_Task to complete_
Produce a verbatim copy of the entries listed below.

(Dataset listings of figures)
┄┄┄┄┄┄

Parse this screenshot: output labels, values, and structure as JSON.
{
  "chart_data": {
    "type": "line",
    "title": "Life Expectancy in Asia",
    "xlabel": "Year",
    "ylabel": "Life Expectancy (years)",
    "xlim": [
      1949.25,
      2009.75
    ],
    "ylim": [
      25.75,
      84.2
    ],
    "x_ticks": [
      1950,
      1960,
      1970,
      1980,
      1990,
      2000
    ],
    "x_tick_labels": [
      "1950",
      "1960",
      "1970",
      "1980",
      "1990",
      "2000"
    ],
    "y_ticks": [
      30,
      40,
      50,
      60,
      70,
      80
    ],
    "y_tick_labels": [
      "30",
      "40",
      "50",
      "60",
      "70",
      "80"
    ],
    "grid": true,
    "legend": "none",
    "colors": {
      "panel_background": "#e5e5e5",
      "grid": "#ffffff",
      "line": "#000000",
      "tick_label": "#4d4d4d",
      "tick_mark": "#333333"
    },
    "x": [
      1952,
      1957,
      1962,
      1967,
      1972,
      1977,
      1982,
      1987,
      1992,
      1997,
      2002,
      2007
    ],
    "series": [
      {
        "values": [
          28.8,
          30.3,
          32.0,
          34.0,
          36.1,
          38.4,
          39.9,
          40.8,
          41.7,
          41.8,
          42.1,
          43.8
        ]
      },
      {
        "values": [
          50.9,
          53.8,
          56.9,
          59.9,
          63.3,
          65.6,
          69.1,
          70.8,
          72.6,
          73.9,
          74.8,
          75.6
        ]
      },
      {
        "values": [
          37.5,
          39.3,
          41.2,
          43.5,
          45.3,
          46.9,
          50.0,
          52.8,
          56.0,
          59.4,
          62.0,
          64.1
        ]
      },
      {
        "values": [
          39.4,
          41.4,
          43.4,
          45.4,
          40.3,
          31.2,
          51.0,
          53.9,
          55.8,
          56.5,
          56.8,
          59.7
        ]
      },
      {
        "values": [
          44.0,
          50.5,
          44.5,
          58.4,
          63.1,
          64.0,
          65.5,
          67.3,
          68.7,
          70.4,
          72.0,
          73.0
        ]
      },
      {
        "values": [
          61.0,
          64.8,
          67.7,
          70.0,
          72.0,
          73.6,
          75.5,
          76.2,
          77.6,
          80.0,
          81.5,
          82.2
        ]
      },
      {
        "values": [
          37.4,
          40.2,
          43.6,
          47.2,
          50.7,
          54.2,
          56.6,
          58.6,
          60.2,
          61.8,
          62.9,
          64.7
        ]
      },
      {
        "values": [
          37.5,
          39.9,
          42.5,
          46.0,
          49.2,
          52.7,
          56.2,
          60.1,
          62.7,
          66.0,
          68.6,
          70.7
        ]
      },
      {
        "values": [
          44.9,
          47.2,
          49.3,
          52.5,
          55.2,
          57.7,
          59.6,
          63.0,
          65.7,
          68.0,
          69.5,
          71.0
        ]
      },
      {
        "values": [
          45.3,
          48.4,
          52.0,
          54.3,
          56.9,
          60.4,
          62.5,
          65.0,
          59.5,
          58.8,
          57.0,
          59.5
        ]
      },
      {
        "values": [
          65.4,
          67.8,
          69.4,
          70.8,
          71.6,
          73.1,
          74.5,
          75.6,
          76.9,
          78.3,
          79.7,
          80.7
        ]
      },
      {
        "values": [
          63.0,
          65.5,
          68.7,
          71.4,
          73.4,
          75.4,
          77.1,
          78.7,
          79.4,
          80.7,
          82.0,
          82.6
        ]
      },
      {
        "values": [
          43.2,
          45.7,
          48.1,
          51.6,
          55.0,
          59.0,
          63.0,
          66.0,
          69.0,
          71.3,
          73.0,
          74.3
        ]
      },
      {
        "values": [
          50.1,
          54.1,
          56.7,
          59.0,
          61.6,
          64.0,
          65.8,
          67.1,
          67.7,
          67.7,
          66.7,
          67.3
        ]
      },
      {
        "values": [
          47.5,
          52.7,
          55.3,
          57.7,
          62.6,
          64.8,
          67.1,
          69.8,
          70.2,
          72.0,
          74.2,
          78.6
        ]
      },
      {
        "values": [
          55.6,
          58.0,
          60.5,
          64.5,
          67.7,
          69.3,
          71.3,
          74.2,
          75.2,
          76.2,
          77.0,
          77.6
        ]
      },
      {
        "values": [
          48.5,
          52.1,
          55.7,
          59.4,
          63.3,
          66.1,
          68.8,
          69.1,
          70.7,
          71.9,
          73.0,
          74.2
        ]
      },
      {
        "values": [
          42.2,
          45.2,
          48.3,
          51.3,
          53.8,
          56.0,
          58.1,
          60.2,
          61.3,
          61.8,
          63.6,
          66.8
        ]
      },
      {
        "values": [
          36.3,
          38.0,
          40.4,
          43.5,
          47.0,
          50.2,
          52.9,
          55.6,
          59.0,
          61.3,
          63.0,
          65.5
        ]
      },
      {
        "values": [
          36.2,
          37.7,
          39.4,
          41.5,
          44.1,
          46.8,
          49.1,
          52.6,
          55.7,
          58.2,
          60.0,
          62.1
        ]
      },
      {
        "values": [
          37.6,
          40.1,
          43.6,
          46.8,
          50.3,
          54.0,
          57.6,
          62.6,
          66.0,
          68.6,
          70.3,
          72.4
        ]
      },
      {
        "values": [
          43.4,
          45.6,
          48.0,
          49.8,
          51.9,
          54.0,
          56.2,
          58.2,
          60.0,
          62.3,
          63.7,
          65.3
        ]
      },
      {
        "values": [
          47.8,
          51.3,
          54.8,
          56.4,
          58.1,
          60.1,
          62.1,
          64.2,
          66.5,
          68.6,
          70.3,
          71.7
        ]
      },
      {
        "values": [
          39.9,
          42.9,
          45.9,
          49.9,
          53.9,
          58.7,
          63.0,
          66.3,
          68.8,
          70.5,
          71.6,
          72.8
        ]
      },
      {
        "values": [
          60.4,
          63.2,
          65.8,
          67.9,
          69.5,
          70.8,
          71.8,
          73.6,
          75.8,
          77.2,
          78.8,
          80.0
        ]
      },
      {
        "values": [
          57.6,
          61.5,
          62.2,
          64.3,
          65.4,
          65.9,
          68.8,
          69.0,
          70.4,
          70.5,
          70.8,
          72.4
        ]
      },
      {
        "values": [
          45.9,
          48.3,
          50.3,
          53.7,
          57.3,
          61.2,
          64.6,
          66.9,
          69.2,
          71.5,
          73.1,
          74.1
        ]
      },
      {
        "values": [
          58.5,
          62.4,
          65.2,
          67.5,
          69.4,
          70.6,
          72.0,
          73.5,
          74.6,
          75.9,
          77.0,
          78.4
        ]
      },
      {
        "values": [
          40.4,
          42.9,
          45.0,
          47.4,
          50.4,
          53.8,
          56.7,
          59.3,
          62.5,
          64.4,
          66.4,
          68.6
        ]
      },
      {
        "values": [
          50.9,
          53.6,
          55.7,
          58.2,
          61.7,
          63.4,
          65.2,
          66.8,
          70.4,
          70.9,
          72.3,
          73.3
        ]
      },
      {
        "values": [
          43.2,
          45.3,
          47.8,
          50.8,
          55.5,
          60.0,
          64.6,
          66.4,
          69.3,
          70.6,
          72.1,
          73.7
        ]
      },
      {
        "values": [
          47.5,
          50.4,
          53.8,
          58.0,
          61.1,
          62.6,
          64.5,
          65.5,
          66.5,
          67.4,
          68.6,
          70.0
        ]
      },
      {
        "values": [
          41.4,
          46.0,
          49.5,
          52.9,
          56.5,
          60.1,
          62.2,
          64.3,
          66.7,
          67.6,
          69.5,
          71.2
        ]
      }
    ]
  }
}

┄┄┄┄┄┄

_Exercise result_
Parse this screenshot: output labels, values, and structure as JSON.
{
  "chart_data": {
    "type": "line",
    "title": "Life Expectancy in Asia",
    "xlabel": "Year",
    "ylabel": "Life Expectancy (years)",
    "xlim": [
      1949.25,
      2009.75
    ],
    "ylim": [
      25.75,
      84.2
    ],
    "x_ticks": [
      1950,
      1960,
      1970,
      1980,
      1990,
      2000
    ],
    "x_tick_labels": [
      "1950",
      "1960",
      "1970",
      "1980",
      "1990",
      "2000"
    ],
    "y_ticks": [
      30,
      40,
      50,
      60,
      70,
      80
    ],
    "y_tick_labels": [
      "30",
      "40",
      "50",
      "60",
      "70",
      "80"
    ],
    "grid": true,
    "legend": "none",
    "colors": {
      "panel_background": "#e5e5e5",
      "grid": "#ffffff",
      "line": "#000000",
      "tick_label": "#4d4d4d",
      "tick_mark": "#333333"
    },
    "x": [
      1952,
      1957,
      1962,
      1967,
      1972,
      1977,
      1982,
      1987,
      1992,
      1997,
      2002,
      2007
    ],
    "series": [
      {
        "values": [
          28.8,
          30.3,
          32.0,
          34.0,
          36.1,
          38.4,
          39.9,
          40.8,
          41.7,
          41.8,
          42.1,
          43.8
        ]
      },
      {
        "values": [
          50.9,
          53.8,
          56.9,
          59.9,
          63.3,
          65.6,
          69.1,
          70.8,
          72.6,
          73.9,
          74.8,
          75.6
        ]
      },
      {
        "values": [
          37.5,
          39.3,
          41.2,
          43.5,
          45.3,
          46.9,
          50.0,
          52.8,
          56.0,
          59.4,
          62.0,
          64.1
        ]
      },
      {
        "values": [
          39.4,
          41.4,
          43.4,
          45.4,
          40.3,
          31.2,
          51.0,
          53.9,
          55.8,
          56.5,
          56.8,
          59.7
        ]
      },
      {
        "values": [
          44.0,
          50.5,
          44.5,
          58.4,
          63.1,
          64.0,
          65.5,
          67.3,
          68.7,
          70.4,
          72.0,
          73.0
        ]
      },
      {
        "values": [
          61.0,
          64.8,
          67.7,
          70.0,
          72.0,
          73.6,
          75.5,
          76.2,
          77.6,
          80.0,
          81.5,
          82.2
        ]
      },
      {
        "values": [
          37.4,
          40.2,
          43.6,
          47.2,
          50.7,
          54.2,
          56.6,
          58.6,
          60.2,
          61.8,
          62.9,
          64.7
        ]
      },
      {
        "values": [
          37.5,
          39.9,
          42.5,
          46.0,
          49.2,
          52.7,
          56.2,
          60.1,
          62.7,
          66.0,
          68.6,
          70.7
        ]
      },
      {
        "values": [
          44.9,
          47.2,
          49.3,
          52.5,
          55.2,
          57.7,
          59.6,
          63.0,
          65.7,
          68.0,
          69.5,
          71.0
        ]
      },
      {
        "values": [
          45.3,
          48.4,
          52.0,
          54.3,
          56.9,
          60.4,
          62.5,
          65.0,
          59.5,
          58.8,
          57.0,
          59.5
        ]
      },
      {
        "values": [
          65.4,
          67.8,
          69.4,
          70.8,
          71.6,
          73.1,
          74.5,
          75.6,
          76.9,
          78.3,
          79.7,
          80.7
        ]
      },
      {
        "values": [
          63.0,
          65.5,
          68.7,
          71.4,
          73.4,
          75.4,
          77.1,
          78.7,
          79.4,
          80.7,
          82.0,
          82.6
        ]
      },
      {
        "values": [
          43.2,
          45.7,
          48.1,
          51.6,
          55.0,
          59.0,
          63.0,
          66.0,
          69.0,
          71.3,
          73.0,
          74.3
        ]
      },
      {
        "values": [
          50.1,
          54.1,
          56.7,
          59.0,
          61.6,
          64.0,
          65.8,
          67.1,
          67.7,
          67.7,
          66.7,
          67.3
        ]
      },
      {
        "values": [
          47.5,
          52.7,
          55.3,
          57.7,
          62.6,
          64.8,
          67.1,
          69.8,
          70.2,
          72.0,
          74.2,
          78.6
        ]
      },
      {
        "values": [
          55.6,
          58.0,
          60.5,
          64.5,
          67.7,
          69.3,
          71.3,
          74.2,
          75.2,
          76.2,
          77.0,
          77.6
        ]
      },
      {
        "values": [
          48.5,
          52.1,
          55.7,
          59.4,
          63.3,
          66.1,
          68.8,
          69.1,
          70.7,
          71.9,
          73.0,
          74.2
        ]
      },
      {
        "values": [
          42.2,
          45.2,
          48.3,
          51.3,
          53.8,
          56.0,
          58.1,
          60.2,
          61.3,
          61.8,
          63.6,
          66.8
        ]
      },
      {
        "values": [
          36.3,
          38.0,
          40.4,
          43.5,
          47.0,
          50.2,
          52.9,
          55.6,
          59.0,
          61.3,
          63.0,
          65.5
        ]
      },
      {
        "values": [
          36.2,
          37.7,
          39.4,
          41.5,
          44.1,
          46.8,
          49.1,
          52.6,
          55.7,
          58.2,
          60.0,
          62.1
        ]
      },
      {
        "values": [
          37.6,
          40.1,
          43.6,
          46.8,
          50.3,
          54.0,
          57.6,
          62.6,
          66.0,
          68.6,
          70.3,
          72.4
        ]
      },
      {
        "values": [
          43.4,
          45.6,
          48.0,
          49.8,
          51.9,
          54.0,
          56.2,
          58.2,
          60.0,
          62.3,
          63.7,
          65.3
        ]
      },
      {
        "values": [
          47.8,
          51.3,
          54.8,
          56.4,
          58.1,
          60.1,
          62.1,
          64.2,
          66.5,
          68.6,
          70.3,
          71.7
        ]
      },
      {
        "values": [
          39.9,
          42.9,
          45.9,
          49.9,
          53.9,
          58.7,
          63.0,
          66.3,
          68.8,
          70.5,
          71.6,
          72.8
        ]
      },
      {
        "values": [
          60.4,
          63.2,
          65.8,
          67.9,
          69.5,
          70.8,
          71.8,
          73.6,
          75.8,
          77.2,
          78.8,
          80.0
        ]
      },
      {
        "values": [
          57.6,
          61.5,
          62.2,
          64.3,
          65.4,
          65.9,
          68.8,
          69.0,
          70.4,
          70.5,
          70.8,
          72.4
        ]
      },
      {
        "values": [
          45.9,
          48.3,
          50.3,
          53.7,
          57.3,
          61.2,
          64.6,
          66.9,
          69.2,
          71.5,
          73.1,
          74.1
        ]
      },
      {
        "values": [
          58.5,
          62.4,
          65.2,
          67.5,
          69.4,
          70.6,
          72.0,
          73.5,
          74.6,
          75.9,
          77.0,
          78.4
        ]
      },
      {
        "values": [
          40.4,
          42.9,
          45.0,
          47.4,
          50.4,
          53.8,
          56.7,
          59.3,
          62.5,
          64.4,
          66.4,
          68.6
        ]
      },
      {
        "values": [
          50.9,
          53.6,
          55.7,
          58.2,
          61.7,
          63.4,
          65.2,
          66.8,
          70.4,
          70.9,
          72.3,
          73.3
        ]
      },
      {
        "values": [
          43.2,
          45.3,
          47.8,
          50.8,
          55.5,
          60.0,
          64.6,
          66.4,
          69.3,
          70.6,
          72.1,
          73.7
        ]
      },
      {
        "values": [
          47.5,
          50.4,
          53.8,
          58.0,
          61.1,
          62.6,
          64.5,
          65.5,
          66.5,
          67.4,
          68.6,
          70.0
        ]
      },
      {
        "values": [
          41.4,
          46.0,
          49.5,
          52.9,
          56.5,
          60.1,
          62.2,
          64.3,
          66.7,
          67.6,
          69.5,
          71.2
        ]
      }
    ]
  }
}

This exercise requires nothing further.